Requirements
Every record must be repeated exactly, with no omission.

+++ Records for processing +++

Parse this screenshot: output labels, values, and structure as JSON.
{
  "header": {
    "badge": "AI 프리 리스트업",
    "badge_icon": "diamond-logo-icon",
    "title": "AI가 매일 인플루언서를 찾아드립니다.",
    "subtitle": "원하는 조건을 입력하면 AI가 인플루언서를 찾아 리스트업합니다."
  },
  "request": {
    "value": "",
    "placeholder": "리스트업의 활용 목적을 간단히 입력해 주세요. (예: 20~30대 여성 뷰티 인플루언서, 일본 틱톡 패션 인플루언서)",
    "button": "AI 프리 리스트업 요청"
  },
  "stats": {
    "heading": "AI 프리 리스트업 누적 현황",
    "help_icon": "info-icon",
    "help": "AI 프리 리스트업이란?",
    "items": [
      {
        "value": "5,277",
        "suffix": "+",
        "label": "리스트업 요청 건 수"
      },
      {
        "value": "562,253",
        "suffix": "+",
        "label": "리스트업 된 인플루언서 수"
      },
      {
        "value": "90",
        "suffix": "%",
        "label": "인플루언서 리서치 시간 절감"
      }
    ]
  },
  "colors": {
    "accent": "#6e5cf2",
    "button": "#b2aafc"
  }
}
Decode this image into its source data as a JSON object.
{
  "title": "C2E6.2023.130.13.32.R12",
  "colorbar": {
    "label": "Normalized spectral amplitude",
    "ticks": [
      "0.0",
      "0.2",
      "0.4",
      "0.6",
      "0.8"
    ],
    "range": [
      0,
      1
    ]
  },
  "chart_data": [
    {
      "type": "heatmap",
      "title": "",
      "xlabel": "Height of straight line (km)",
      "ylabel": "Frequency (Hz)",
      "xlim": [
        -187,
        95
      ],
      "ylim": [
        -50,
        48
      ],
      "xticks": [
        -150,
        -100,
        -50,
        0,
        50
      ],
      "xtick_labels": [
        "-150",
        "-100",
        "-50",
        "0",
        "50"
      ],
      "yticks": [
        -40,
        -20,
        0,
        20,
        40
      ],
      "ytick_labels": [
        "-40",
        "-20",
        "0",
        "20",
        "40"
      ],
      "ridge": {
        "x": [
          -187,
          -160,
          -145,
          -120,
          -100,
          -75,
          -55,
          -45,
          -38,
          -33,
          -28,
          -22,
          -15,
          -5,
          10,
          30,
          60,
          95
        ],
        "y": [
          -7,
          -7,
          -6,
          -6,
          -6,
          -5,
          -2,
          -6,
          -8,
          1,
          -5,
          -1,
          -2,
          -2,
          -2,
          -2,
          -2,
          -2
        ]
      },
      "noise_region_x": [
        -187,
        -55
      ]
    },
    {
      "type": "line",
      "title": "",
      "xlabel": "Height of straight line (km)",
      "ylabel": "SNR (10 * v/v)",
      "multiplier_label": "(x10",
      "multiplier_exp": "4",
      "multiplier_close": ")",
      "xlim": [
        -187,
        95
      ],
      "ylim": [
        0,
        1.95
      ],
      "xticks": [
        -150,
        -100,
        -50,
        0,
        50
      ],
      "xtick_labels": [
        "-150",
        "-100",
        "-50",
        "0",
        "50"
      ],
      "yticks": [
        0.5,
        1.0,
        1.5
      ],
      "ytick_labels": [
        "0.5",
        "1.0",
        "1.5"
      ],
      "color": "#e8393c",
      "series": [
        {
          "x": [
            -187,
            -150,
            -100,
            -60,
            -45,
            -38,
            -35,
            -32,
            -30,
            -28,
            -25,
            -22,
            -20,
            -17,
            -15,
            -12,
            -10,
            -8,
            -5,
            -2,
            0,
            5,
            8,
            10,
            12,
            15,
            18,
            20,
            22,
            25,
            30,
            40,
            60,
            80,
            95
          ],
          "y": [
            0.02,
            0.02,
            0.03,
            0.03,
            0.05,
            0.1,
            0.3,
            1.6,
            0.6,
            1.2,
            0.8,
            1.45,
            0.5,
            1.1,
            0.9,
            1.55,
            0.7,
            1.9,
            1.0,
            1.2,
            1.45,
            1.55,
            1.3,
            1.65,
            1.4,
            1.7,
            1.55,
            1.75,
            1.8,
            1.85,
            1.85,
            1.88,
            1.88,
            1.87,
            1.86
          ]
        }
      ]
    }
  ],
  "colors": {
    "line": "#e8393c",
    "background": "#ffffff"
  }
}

+++

Final result
Parse this screenshot: output labels, values, and structure as JSON.
{
  "header": {
    "badge": "AI 프리 리스트업",
    "badge_icon": "diamond-logo-icon",
    "title": "AI가 매일 인플루언서를 찾아드립니다.",
    "subtitle": "원하는 조건을 입력하면 AI가 인플루언서를 찾아 리스트업합니다."
  },
  "request": {
    "value": "",
    "placeholder": "리스트업의 활용 목적을 간단히 입력해 주세요. (예: 20~30대 여성 뷰티 인플루언서, 일본 틱톡 패션 인플루언서)",
    "button": "AI 프리 리스트업 요청"
  },
  "stats": {
    "heading": "AI 프리 리스트업 누적 현황",
    "help_icon": "info-icon",
    "help": "AI 프리 리스트업이란?",
    "items": [
      {
        "value": "5,277",
        "suffix": "+",
        "label": "리스트업 요청 건 수"
      },
      {
        "value": "562,253",
        "suffix": "+",
        "label": "리스트업 된 인플루언서 수"
      },
      {
        "value": "90",
        "suffix": "%",
        "label": "인플루언서 리서치 시간 절감"
      }
    ]
  },
  "colors": {
    "accent": "#6e5cf2",
    "button": "#b2aafc"
  }
}
Decode this image into its source data as a JSON object.
{
  "title": "C2E6.2023.130.13.32.R12",
  "colorbar": {
    "label": "Normalized spectral amplitude",
    "ticks": [
      "0.0",
      "0.2",
      "0.4",
      "0.6",
      "0.8"
    ],
    "range": [
      0,
      1
    ]
  },
  "chart_data": [
    {
      "type": "heatmap",
      "title": "",
      "xlabel": "Height of straight line (km)",
      "ylabel": "Frequency (Hz)",
      "xlim": [
        -187,
        95
      ],
      "ylim": [
        -50,
        48
      ],
      "xticks": [
        -150,
        -100,
        -50,
        0,
        50
      ],
      "xtick_labels": [
        "-150",
        "-100",
        "-50",
        "0",
        "50"
      ],
      "yticks": [
        -40,
        -20,
        0,
        20,
        40
      ],
      "ytick_labels": [
        "-40",
        "-20",
        "0",
        "20",
        "40"
      ],
      "ridge": {
        "x": [
          -187,
          -160,
          -145,
          -120,
          -100,
          -75,
          -55,
          -45,
          -38,
          -33,
          -28,
          -22,
          -15,
          -5,
          10,
          30,
          60,
          95
        ],
        "y": [
          -7,
          -7,
          -6,
          -6,
          -6,
          -5,
          -2,
          -6,
          -8,
          1,
          -5,
          -1,
          -2,
          -2,
          -2,
          -2,
          -2,
          -2
        ]
      },
      "noise_region_x": [
        -187,
        -55
      ]
    },
    {
      "type": "line",
      "title": "",
      "xlabel": "Height of straight line (km)",
      "ylabel": "SNR (10 * v/v)",
      "multiplier_label": "(x10",
      "multiplier_exp": "4",
      "multiplier_close": ")",
      "xlim": [
        -187,
        95
      ],
      "ylim": [
        0,
        1.95
      ],
      "xticks": [
        -150,
        -100,
        -50,
        0,
        50
      ],
      "xtick_labels": [
        "-150",
        "-100",
        "-50",
        "0",
        "50"
      ],
      "yticks": [
        0.5,
        1.0,
        1.5
      ],
      "ytick_labels": [
        "0.5",
        "1.0",
        "1.5"
      ],
      "color": "#e8393c",
      "series": [
        {
          "x": [
            -187,
            -150,
            -100,
            -60,
            -45,
            -38,
            -35,
            -32,
            -30,
            -28,
            -25,
            -22,
            -20,
            -17,
            -15,
            -12,
            -10,
            -8,
            -5,
            -2,
            0,
            5,
            8,
            10,
            12,
            15,
            18,
            20,
            22,
            25,
            30,
            40,
            60,
            80,
            95
          ],
          "y": [
            0.02,
            0.02,
            0.03,
            0.03,
            0.05,
            0.1,
            0.3,
            1.6,
            0.6,
            1.2,
            0.8,
            1.45,
            0.5,
            1.1,
            0.9,
            1.55,
            0.7,
            1.9,
            1.0,
            1.2,
            1.45,
            1.55,
            1.3,
            1.65,
            1.4,
            1.7,
            1.55,
            1.75,
            1.8,
            1.85,
            1.85,
            1.88,
            1.88,
            1.87,
            1.86
          ]
        }
      ]
    }
  ],
  "colors": {
    "line": "#e8393c",
    "background": "#ffffff"
  }
}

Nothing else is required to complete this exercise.